# JOB
Extract, from the listing that follows, each line containing the word "content".

+++ RECORDS PROVIDED

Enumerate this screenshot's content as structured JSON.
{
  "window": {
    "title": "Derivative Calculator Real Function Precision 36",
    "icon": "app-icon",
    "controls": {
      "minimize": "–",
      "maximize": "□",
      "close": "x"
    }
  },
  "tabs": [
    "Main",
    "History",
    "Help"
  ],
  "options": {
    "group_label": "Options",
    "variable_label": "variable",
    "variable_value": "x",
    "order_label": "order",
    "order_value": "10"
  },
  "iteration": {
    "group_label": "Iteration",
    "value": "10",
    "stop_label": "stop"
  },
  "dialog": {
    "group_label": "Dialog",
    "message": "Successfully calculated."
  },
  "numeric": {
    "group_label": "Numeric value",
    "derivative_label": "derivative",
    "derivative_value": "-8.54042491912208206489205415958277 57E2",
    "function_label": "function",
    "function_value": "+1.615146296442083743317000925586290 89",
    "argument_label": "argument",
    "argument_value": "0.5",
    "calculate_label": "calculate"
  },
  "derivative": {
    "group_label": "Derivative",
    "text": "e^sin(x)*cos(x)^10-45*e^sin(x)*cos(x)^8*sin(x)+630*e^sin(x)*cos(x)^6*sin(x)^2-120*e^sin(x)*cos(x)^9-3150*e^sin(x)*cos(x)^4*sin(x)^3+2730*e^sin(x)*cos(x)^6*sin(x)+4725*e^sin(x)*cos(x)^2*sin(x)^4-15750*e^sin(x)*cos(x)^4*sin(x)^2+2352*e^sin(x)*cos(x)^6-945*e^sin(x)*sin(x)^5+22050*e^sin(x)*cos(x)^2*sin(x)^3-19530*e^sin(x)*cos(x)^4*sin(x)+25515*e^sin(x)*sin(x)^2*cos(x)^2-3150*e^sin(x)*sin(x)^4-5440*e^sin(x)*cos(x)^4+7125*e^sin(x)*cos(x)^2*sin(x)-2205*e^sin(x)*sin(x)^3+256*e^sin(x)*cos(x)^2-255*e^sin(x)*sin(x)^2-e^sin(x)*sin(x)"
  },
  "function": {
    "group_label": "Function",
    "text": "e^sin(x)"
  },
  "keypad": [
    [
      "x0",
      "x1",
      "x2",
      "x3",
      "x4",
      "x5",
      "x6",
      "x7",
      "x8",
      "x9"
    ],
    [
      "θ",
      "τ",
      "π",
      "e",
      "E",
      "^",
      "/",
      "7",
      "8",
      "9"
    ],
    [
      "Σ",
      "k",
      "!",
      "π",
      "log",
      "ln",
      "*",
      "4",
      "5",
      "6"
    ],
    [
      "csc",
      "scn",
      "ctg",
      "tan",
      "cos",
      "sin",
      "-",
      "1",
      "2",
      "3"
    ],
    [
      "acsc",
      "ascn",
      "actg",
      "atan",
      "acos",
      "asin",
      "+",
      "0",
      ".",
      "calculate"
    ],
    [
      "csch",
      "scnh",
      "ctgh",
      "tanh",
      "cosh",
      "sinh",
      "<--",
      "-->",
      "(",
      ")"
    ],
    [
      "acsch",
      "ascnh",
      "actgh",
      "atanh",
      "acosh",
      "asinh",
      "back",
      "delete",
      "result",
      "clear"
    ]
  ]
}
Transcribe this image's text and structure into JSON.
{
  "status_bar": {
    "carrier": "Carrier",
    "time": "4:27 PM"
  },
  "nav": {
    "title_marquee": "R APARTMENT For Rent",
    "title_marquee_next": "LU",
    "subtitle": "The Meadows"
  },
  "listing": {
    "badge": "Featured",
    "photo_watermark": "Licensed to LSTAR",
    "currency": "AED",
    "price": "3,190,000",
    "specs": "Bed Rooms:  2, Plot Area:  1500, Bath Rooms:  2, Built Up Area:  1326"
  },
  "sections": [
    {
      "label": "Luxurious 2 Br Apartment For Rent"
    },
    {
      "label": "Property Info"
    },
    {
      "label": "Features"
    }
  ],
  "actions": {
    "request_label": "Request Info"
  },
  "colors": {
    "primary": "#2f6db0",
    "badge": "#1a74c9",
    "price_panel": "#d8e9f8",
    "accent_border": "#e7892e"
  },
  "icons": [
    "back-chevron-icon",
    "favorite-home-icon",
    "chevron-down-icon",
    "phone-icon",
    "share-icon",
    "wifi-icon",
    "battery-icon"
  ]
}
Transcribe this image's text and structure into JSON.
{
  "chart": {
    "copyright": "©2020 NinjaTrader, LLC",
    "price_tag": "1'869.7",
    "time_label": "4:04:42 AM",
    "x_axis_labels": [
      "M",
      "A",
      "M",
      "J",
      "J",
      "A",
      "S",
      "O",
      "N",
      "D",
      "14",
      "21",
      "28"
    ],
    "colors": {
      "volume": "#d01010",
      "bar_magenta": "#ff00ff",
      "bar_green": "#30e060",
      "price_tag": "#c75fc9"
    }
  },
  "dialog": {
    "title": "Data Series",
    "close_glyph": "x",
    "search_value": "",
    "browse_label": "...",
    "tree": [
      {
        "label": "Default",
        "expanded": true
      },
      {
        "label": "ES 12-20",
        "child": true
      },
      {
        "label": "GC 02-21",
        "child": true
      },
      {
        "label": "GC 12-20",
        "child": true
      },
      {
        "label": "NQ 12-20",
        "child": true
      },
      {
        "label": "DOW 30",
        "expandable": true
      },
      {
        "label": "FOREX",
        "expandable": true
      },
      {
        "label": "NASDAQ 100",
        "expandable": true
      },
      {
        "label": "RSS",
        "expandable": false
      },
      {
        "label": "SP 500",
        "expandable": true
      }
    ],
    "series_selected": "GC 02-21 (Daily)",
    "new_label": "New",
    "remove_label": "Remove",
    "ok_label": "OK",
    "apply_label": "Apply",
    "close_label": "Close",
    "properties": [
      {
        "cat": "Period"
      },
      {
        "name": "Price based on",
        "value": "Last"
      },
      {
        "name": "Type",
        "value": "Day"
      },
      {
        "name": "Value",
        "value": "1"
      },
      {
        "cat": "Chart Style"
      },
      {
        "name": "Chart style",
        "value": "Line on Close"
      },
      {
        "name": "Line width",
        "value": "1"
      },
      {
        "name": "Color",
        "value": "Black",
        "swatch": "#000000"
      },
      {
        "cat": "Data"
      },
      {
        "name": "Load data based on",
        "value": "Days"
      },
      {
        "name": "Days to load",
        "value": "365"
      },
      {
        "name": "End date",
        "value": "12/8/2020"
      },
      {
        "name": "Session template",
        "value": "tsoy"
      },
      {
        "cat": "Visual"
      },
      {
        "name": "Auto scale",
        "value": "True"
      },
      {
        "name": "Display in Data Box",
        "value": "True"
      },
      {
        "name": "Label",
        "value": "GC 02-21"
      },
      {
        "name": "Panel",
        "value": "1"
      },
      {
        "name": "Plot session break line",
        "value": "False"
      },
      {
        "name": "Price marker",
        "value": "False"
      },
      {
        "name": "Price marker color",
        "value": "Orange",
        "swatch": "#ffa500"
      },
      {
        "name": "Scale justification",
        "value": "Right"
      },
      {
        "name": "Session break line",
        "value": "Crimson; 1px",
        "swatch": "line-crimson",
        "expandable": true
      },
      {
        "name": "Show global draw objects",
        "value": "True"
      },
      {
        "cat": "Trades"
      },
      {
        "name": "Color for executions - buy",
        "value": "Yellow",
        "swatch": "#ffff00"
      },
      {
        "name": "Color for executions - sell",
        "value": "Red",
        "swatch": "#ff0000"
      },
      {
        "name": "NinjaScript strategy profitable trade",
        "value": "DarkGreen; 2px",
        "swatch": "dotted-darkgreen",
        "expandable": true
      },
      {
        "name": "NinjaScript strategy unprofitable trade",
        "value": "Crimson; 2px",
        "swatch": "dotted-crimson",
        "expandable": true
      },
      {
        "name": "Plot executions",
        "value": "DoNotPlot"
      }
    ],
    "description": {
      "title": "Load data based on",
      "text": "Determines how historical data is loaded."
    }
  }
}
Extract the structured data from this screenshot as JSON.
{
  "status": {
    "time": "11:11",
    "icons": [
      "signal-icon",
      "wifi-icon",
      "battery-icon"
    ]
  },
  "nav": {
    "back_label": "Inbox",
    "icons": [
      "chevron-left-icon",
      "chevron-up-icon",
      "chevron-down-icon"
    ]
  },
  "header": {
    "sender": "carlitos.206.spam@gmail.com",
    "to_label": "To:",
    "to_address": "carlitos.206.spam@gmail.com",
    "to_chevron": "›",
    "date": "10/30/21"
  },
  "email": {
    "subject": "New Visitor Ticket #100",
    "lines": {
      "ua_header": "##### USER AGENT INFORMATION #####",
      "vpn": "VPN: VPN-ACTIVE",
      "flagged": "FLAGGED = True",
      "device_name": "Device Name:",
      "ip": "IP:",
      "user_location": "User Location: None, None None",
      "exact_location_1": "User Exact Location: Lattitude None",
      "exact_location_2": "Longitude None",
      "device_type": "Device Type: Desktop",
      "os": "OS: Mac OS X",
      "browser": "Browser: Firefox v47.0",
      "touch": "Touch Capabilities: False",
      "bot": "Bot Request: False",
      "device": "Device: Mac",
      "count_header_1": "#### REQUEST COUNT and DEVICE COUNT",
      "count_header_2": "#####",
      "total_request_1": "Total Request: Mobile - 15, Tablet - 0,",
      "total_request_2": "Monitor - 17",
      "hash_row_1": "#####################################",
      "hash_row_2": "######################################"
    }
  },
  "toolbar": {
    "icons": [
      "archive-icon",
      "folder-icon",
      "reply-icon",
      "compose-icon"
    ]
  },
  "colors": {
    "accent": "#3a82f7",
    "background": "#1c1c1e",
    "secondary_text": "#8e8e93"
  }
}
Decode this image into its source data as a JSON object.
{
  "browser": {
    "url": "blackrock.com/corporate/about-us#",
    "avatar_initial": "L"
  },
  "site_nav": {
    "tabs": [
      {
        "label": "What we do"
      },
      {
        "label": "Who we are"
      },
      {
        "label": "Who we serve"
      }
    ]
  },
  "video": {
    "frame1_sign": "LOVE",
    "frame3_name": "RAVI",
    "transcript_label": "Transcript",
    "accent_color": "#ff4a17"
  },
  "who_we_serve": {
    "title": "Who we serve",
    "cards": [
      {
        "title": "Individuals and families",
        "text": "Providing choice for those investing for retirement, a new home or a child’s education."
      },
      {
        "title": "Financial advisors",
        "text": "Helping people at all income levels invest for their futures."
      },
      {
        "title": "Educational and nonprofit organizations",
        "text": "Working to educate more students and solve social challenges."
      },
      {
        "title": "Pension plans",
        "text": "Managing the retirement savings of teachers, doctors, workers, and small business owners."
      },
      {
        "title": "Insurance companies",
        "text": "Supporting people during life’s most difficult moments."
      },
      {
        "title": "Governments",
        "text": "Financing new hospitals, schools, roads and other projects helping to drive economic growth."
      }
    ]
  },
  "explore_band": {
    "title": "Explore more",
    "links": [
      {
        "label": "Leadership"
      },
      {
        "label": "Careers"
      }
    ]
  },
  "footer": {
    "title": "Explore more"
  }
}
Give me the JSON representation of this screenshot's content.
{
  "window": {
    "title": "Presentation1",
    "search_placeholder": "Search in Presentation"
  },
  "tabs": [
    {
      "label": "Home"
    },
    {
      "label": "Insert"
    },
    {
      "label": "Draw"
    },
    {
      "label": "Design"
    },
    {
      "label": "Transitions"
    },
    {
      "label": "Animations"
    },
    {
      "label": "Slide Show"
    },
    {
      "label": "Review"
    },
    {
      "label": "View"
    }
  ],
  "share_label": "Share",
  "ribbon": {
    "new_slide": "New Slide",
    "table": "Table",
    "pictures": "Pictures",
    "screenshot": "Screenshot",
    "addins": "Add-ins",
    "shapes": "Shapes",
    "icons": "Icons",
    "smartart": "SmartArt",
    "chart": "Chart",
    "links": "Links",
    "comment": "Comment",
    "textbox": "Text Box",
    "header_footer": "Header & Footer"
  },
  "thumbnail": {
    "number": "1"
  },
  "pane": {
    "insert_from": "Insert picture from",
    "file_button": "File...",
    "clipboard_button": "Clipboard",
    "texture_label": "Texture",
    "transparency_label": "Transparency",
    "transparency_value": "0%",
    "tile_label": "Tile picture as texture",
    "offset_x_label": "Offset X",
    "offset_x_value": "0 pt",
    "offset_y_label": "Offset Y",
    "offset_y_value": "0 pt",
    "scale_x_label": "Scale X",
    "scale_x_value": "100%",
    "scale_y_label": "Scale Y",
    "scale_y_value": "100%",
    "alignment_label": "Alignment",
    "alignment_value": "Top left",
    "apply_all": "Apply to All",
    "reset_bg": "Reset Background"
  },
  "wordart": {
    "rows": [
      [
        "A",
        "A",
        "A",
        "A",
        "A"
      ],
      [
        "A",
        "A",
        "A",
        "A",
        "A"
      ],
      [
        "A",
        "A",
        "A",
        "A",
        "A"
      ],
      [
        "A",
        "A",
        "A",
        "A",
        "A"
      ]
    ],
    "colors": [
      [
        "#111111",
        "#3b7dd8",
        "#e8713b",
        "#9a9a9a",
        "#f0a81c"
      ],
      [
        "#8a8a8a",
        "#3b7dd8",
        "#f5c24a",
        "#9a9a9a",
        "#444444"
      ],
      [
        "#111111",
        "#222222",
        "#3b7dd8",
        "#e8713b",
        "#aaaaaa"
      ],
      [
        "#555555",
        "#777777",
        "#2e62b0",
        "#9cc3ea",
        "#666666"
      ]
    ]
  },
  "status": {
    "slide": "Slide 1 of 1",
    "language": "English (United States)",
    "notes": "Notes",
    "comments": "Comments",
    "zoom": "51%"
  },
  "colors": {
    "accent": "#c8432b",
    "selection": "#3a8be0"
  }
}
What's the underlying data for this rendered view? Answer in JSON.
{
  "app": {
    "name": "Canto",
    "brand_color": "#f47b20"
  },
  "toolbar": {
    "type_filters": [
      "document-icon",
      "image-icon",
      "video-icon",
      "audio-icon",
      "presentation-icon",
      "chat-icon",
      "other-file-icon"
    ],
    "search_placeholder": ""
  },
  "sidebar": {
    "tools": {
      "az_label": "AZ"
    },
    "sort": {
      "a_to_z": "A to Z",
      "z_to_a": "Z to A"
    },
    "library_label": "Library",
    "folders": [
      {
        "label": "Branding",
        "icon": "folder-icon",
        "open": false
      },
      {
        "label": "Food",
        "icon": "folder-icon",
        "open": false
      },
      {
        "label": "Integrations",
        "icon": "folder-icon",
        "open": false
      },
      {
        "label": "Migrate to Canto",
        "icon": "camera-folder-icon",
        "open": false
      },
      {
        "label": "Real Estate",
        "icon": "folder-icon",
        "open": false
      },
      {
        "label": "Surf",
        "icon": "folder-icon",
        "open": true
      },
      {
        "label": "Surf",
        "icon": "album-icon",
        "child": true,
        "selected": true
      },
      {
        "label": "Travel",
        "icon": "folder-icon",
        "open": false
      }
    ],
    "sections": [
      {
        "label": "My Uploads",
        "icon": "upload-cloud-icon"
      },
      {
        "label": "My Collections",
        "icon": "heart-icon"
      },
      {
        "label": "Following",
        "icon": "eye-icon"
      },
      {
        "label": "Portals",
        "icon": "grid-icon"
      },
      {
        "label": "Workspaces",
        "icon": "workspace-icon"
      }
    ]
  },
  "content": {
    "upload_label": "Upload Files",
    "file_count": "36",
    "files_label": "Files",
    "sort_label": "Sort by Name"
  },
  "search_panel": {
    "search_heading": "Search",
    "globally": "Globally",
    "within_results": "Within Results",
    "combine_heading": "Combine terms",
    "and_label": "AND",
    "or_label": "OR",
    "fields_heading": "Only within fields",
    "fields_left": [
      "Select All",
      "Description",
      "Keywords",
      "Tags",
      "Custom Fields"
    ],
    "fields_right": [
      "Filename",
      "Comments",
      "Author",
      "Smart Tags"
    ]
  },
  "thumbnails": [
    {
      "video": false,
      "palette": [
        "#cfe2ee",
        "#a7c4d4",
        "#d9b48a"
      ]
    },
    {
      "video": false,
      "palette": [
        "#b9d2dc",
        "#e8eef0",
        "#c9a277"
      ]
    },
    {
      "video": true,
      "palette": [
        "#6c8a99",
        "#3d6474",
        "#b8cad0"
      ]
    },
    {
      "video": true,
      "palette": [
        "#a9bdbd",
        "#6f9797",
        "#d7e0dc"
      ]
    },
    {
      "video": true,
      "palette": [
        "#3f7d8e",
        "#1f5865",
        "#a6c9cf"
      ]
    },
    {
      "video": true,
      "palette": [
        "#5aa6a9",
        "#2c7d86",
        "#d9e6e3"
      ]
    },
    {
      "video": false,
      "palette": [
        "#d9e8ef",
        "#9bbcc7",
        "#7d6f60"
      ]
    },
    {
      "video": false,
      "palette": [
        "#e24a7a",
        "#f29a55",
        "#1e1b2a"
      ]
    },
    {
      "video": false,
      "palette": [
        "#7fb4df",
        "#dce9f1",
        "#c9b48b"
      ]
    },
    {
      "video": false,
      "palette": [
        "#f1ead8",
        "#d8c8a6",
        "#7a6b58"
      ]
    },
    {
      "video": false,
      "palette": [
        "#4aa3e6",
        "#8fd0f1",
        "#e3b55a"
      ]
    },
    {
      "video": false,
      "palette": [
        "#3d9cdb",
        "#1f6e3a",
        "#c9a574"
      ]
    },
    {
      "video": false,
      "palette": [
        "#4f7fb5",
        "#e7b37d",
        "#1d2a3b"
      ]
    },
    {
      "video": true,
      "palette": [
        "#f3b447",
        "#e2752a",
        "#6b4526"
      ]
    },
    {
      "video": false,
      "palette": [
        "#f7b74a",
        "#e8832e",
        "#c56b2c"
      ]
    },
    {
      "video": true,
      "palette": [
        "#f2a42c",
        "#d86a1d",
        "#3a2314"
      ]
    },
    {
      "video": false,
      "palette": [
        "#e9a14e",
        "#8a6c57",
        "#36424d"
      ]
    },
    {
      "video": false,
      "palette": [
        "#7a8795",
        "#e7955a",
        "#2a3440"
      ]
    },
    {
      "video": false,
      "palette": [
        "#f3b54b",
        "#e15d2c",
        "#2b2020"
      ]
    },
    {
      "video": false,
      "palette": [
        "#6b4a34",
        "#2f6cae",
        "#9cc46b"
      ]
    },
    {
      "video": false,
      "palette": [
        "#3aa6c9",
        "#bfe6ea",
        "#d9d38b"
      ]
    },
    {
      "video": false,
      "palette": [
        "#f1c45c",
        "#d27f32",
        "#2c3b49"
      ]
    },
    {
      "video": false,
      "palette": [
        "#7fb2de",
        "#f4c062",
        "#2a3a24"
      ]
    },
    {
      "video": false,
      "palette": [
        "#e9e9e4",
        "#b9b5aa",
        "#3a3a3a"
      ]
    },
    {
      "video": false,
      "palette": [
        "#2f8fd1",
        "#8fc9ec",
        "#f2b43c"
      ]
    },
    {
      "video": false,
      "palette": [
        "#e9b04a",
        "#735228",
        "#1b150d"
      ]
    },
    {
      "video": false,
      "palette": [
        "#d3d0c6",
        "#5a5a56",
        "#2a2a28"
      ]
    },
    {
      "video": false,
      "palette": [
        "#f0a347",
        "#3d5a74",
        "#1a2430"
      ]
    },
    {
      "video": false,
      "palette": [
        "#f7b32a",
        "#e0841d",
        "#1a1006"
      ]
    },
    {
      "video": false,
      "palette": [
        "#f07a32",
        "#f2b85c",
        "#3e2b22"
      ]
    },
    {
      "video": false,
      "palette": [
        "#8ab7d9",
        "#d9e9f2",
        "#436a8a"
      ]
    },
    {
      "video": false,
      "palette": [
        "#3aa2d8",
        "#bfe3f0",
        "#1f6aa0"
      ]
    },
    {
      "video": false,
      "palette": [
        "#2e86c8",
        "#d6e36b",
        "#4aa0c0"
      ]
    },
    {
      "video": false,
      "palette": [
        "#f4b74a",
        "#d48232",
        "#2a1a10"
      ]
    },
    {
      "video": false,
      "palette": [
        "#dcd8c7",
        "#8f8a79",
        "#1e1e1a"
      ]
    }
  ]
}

++++++

# THE SOLUTION
Enumerate this screenshot's content as structured JSON.
Give me the JSON representation of this screenshot's content.
  "content": {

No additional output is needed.